» PROBLEM TO WORK ON: Without the pictures, write out all the lines below exactly as they appear.

(Extracted data entries)
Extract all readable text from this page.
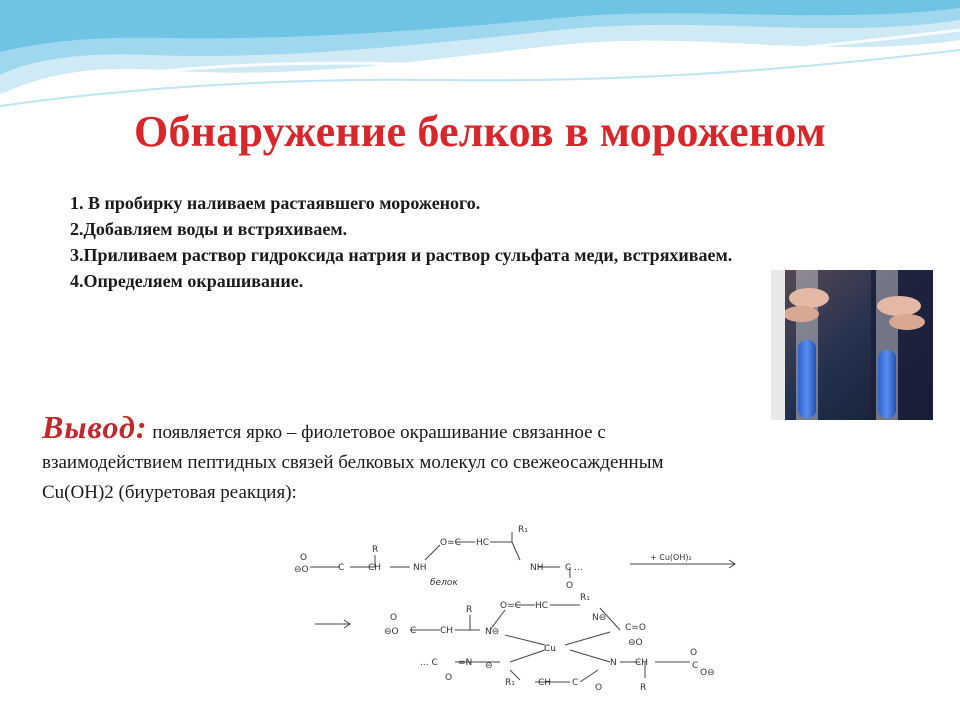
Обнаружение белков в мороженом
1. В пробирку наливаем растаявшего мороженого.
2.Добавляем воды и встряхиваем.
3.Приливаем раствор гидроксида натрия и раствор сульфата меди, встряхиваем.
4.Определяем окрашивание.
Вывод: появляется ярко – фиолетовое окрашивание связанное с
взаимодействием пептидных связей белковых молекул со свежеосажденным
Cu(OH)2 (биуретовая реакция):
O
⊖O	C	CH
R
NH
O=C HC
R₁
NH C ...
O
белок
+ Cu(OH)₂
O
⊖O C	CH
R
N⊖
O=C HC
R₁
N⊖
C=O
⊖O
Cu
... C =N ⊖	N CH
O
C
O⊖
O	R₁	CH C O	R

» FINAL ANSWER:
Extract all readable text from this page.
Обнаружение белков в мороженом
1. В пробирку наливаем растаявшего мороженого.
2.Добавляем воды и встряхиваем.
3.Приливаем раствор гидроксида натрия и раствор сульфата меди, встряхиваем.
4.Определяем окрашивание.
Вывод: появляется ярко – фиолетовое окрашивание связанное с
взаимодействием пептидных связей белковых молекул со свежеосажденным
Cu(OH)2 (биуретовая реакция):
O
⊖O	C	CH
R
NH
O=C HC
R₁
NH C ...
O
белок
+ Cu(OH)₂
O
⊖O C	CH
R
N⊖
O=C HC
R₁
N⊖
C=O
⊖O
Cu
... C =N ⊖	N CH
O
C
O⊖
O	R₁	CH C O	R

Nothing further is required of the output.